* WHAT THE TASK ASKS
Return every entry exactly.

* RECORDS SUPPLIED
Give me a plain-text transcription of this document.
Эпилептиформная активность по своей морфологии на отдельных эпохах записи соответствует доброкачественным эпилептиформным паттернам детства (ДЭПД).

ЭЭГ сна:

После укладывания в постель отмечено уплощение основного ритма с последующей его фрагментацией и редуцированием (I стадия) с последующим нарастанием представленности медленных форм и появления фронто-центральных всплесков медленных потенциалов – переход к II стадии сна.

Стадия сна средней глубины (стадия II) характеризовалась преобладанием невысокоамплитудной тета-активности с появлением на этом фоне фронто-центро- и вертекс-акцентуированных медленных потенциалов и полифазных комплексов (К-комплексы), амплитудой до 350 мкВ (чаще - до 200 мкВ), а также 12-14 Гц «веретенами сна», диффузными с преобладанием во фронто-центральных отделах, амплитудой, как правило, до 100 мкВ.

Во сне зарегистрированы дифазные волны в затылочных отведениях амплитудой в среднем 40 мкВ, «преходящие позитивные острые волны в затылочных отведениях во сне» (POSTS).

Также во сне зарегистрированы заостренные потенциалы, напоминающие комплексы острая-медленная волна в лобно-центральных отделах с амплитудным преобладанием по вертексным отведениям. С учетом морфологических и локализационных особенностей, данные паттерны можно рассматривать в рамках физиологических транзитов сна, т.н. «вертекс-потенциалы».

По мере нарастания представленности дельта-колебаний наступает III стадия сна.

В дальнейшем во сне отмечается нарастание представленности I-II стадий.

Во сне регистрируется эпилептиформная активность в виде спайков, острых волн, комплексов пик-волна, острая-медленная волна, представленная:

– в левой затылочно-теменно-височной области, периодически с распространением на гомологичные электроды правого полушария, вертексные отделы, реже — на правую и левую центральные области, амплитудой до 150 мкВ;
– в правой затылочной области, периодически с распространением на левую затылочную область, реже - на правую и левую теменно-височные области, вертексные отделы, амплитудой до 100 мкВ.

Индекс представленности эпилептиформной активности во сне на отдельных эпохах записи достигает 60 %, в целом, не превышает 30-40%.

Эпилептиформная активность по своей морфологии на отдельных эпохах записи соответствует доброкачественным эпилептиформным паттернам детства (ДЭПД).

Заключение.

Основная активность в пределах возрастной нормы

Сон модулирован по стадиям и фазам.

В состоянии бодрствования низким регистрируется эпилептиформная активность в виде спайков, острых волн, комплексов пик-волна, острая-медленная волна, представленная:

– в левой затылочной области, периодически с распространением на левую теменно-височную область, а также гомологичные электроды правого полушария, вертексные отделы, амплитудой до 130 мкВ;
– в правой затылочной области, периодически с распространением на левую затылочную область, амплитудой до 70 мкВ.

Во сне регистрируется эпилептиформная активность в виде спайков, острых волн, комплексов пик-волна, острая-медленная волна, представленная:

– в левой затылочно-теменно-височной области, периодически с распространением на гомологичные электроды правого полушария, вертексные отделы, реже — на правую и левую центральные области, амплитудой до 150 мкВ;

* THE COMPLETED TASK
Give me a plain-text transcription of this document.
Эпилептиформная активность по своей морфологии на отдельных эпохах записи соответствует доброкачественным эпилептиформным паттернам детства (ДЭПД).

ЭЭГ сна:

После укладывания в постель отмечено уплощение основного ритма с последующей его фрагментацией и редуцированием (I стадия) с последующим нарастанием представленности медленных форм и появления фронто-центральных всплесков медленных потенциалов – переход к II стадии сна.

Стадия сна средней глубины (стадия II) характеризовалась преобладанием невысокоамплитудной тета-активности с появлением на этом фоне фронто-центро- и вертекс-акцентуированных медленных потенциалов и полифазных комплексов (К-комплексы), амплитудой до 350 мкВ (чаще - до 200 мкВ), а также 12-14 Гц «веретенами сна», диффузными с преобладанием во фронто-центральных отделах, амплитудой, как правило, до 100 мкВ.

Во сне зарегистрированы дифазные волны в затылочных отведениях амплитудой в среднем 40 мкВ, «преходящие позитивные острые волны в затылочных отведениях во сне» (POSTS).

Также во сне зарегистрированы заостренные потенциалы, напоминающие комплексы острая-медленная волна в лобно-центральных отделах с амплитудным преобладанием по вертексным отведениям. С учетом морфологических и локализационных особенностей, данные паттерны можно рассматривать в рамках физиологических транзитов сна, т.н. «вертекс-потенциалы».

По мере нарастания представленности дельта-колебаний наступает III стадия сна.

В дальнейшем во сне отмечается нарастание представленности I-II стадий.

Во сне регистрируется эпилептиформная активность в виде спайков, острых волн, комплексов пик-волна, острая-медленная волна, представленная:

– в левой затылочно-теменно-височной области, периодически с распространением на гомологичные электроды правого полушария, вертексные отделы, реже — на правую и левую центральные области, амплитудой до 150 мкВ;
– в правой затылочной области, периодически с распространением на левую затылочную область, реже - на правую и левую теменно-височные области, вертексные отделы, амплитудой до 100 мкВ.

Индекс представленности эпилептиформной активности во сне на отдельных эпохах записи достигает 60 %, в целом, не превышает 30-40%.

Эпилептиформная активность по своей морфологии на отдельных эпохах записи соответствует доброкачественным эпилептиформным паттернам детства (ДЭПД).

Заключение.

Основная активность в пределах возрастной нормы

Сон модулирован по стадиям и фазам.

В состоянии бодрствования низким регистрируется эпилептиформная активность в виде спайков, острых волн, комплексов пик-волна, острая-медленная волна, представленная:

– в левой затылочной области, периодически с распространением на левую теменно-височную область, а также гомологичные электроды правого полушария, вертексные отделы, амплитудой до 130 мкВ;
– в правой затылочной области, периодически с распространением на левую затылочную область, амплитудой до 70 мкВ.

Во сне регистрируется эпилептиформная активность в виде спайков, острых волн, комплексов пик-волна, острая-медленная волна, представленная:

– в левой затылочно-теменно-височной области, периодически с распространением на гомологичные электроды правого полушария, вертексные отделы, реже — на правую и левую центральные области, амплитудой до 150 мкВ;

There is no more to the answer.